#### WHAT YOU ARE ASKED TO DO:
What is the count of lines in the listing below that hold the string "object"? Reply with that number alone.

-- START PROVIDED DATA --

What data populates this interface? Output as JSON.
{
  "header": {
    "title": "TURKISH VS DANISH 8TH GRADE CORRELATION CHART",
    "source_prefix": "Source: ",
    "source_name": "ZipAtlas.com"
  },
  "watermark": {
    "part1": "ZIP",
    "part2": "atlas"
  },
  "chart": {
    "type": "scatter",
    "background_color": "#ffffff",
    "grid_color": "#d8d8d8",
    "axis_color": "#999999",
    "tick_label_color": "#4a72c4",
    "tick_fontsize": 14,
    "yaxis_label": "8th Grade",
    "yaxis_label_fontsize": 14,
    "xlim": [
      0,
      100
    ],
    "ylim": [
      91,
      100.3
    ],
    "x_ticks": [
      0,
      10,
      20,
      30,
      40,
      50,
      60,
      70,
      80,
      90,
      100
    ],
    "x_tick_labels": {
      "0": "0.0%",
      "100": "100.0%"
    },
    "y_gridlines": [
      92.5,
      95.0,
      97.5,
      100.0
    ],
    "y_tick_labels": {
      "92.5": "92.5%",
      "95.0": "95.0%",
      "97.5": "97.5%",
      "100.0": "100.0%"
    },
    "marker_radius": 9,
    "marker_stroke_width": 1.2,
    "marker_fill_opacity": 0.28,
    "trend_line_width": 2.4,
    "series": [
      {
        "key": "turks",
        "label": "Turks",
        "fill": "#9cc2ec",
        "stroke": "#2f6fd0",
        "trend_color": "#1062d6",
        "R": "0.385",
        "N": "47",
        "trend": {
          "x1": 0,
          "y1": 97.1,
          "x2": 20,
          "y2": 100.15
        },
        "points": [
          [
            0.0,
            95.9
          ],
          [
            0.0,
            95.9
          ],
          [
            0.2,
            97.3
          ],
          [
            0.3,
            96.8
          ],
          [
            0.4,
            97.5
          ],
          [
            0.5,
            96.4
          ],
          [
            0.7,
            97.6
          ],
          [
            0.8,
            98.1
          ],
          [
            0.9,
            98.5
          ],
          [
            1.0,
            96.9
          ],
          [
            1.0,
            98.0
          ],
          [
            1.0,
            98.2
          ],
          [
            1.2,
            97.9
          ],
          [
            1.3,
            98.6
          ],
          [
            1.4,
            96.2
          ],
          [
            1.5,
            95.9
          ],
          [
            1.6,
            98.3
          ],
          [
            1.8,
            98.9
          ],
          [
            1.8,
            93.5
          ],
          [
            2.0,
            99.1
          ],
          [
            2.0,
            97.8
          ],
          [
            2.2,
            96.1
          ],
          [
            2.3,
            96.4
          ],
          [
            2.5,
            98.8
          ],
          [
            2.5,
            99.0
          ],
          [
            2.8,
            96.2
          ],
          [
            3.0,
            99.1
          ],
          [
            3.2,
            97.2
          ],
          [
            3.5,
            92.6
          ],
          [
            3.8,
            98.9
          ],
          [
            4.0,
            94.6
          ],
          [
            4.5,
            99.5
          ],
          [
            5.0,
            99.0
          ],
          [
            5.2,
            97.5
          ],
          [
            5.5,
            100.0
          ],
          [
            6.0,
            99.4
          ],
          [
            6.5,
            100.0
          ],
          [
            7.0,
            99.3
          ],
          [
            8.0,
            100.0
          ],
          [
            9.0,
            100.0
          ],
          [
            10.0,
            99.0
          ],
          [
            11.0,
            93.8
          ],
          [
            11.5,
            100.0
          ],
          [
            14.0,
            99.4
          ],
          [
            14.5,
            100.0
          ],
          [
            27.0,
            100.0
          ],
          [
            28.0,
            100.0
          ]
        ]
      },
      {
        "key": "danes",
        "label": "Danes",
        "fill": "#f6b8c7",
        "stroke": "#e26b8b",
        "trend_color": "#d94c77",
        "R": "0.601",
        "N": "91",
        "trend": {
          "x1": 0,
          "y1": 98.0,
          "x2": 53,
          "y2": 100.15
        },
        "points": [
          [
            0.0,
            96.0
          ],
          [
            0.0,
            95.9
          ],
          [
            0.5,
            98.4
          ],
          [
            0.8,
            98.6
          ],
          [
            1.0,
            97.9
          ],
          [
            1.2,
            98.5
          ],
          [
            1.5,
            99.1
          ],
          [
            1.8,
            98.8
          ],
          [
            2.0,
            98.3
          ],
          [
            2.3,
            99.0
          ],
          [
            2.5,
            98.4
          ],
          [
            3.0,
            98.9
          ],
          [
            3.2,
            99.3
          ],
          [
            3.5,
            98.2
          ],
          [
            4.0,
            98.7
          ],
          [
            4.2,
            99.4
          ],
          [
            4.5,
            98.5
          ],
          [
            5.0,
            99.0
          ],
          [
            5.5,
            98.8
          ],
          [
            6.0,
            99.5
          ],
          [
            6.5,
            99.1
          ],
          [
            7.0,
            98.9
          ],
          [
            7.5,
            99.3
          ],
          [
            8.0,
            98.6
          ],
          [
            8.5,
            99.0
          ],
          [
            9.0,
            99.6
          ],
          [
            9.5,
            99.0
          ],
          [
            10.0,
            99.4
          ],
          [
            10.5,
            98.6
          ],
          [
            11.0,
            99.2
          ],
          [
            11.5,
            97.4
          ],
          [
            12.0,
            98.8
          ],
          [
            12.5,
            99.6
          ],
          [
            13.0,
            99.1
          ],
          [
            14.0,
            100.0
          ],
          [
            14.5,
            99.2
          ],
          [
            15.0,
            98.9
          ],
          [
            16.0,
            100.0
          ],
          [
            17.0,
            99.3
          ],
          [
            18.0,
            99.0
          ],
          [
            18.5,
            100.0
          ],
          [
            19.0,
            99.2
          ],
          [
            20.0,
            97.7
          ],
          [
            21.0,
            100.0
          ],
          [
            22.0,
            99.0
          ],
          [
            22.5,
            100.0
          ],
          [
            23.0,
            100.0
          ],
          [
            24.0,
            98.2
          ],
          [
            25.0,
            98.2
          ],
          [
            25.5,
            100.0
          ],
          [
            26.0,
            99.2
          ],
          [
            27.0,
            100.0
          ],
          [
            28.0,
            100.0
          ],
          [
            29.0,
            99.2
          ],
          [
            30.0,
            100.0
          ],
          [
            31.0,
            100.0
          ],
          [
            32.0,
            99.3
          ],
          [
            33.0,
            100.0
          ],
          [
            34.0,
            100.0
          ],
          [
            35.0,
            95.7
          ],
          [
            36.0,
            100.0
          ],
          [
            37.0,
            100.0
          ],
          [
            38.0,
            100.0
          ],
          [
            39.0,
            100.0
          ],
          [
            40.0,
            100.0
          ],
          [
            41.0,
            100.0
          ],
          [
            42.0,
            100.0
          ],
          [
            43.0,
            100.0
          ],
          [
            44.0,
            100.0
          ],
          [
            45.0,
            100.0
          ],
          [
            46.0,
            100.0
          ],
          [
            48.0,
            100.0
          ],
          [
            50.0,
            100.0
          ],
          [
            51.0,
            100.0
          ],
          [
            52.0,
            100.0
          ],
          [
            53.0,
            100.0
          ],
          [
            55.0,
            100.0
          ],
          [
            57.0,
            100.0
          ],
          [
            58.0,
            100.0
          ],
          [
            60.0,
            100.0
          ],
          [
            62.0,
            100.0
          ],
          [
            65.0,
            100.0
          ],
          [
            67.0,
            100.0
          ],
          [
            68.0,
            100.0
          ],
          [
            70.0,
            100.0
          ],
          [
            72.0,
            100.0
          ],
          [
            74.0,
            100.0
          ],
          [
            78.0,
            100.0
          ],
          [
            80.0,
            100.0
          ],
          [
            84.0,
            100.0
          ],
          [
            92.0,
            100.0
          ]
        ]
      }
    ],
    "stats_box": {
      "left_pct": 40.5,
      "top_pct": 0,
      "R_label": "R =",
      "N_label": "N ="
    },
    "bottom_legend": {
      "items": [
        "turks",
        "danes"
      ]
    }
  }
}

-- END PROVIDED DATA --
-- START PROVIDED DATA --

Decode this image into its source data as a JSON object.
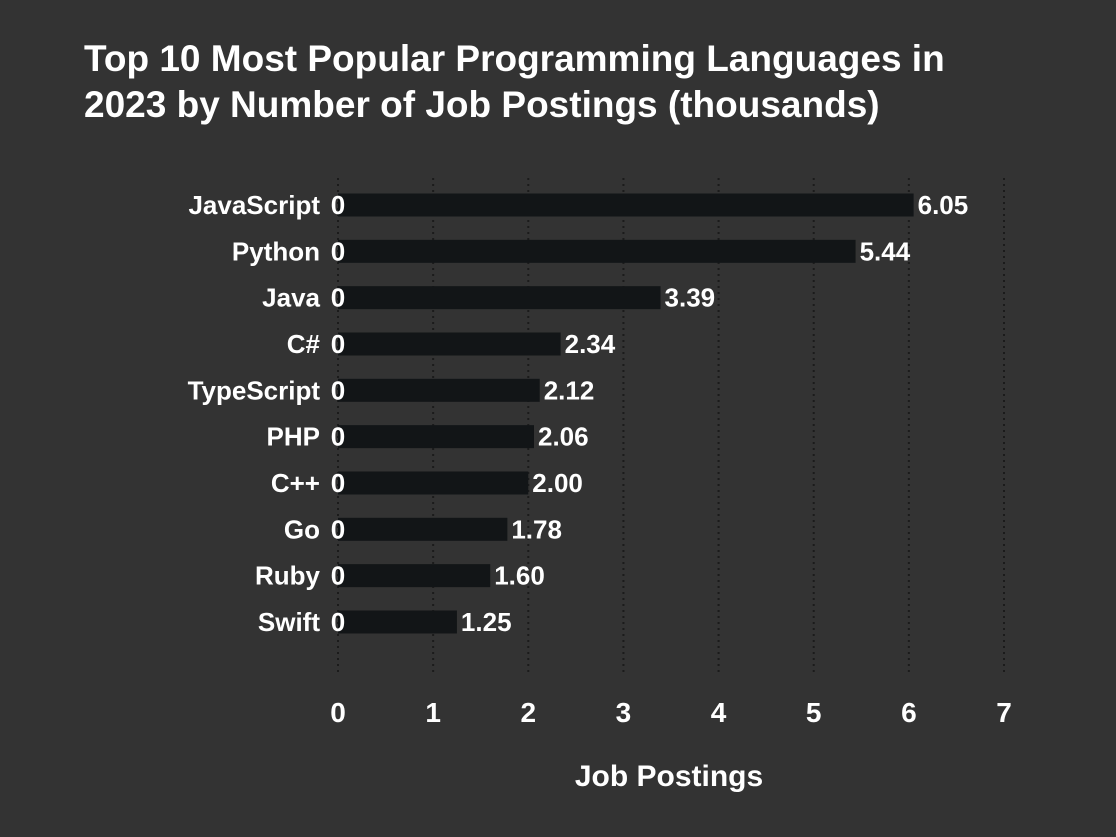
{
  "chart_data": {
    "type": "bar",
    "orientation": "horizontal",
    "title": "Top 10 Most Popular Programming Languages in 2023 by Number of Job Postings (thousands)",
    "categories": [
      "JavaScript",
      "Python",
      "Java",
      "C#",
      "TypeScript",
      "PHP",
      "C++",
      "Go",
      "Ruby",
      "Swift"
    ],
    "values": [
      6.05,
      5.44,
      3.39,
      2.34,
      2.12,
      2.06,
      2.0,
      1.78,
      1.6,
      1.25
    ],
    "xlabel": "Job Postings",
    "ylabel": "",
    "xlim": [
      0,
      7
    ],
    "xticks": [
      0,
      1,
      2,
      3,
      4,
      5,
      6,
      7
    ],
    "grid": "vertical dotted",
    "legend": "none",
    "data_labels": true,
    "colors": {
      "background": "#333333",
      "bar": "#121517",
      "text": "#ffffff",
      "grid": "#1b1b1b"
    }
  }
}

-- END PROVIDED DATA --
-- START PROVIDED DATA --

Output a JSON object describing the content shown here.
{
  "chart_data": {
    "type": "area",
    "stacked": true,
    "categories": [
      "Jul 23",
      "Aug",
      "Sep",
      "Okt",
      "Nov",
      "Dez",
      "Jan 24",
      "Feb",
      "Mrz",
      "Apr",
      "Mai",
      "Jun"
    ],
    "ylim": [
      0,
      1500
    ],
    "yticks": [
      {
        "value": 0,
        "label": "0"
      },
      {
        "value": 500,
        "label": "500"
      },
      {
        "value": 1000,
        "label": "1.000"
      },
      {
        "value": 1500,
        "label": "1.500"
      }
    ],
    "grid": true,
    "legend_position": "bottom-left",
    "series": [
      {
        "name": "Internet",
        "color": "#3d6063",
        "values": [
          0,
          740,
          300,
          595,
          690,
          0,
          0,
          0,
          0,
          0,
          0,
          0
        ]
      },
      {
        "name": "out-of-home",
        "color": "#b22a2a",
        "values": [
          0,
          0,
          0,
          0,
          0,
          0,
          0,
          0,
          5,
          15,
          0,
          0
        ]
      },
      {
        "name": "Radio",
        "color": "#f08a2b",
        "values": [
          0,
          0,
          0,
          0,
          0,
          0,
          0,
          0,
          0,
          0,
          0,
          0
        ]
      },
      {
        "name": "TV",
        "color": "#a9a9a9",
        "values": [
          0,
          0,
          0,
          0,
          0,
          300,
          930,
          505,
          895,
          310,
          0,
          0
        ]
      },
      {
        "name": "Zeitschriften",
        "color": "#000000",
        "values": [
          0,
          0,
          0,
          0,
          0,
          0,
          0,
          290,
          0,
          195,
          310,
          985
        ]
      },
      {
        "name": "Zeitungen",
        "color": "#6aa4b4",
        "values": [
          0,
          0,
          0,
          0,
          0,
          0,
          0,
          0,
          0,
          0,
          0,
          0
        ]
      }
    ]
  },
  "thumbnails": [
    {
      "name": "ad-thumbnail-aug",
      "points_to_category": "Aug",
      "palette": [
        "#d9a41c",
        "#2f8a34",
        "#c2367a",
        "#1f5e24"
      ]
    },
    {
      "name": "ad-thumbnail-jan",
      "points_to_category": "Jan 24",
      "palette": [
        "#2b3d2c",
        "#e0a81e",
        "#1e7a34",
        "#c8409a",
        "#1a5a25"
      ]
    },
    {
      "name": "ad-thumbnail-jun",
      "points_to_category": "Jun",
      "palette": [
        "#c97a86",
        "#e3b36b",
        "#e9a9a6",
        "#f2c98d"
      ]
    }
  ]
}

-- END PROVIDED DATA --

#### PROBLEM SOLUTION:
2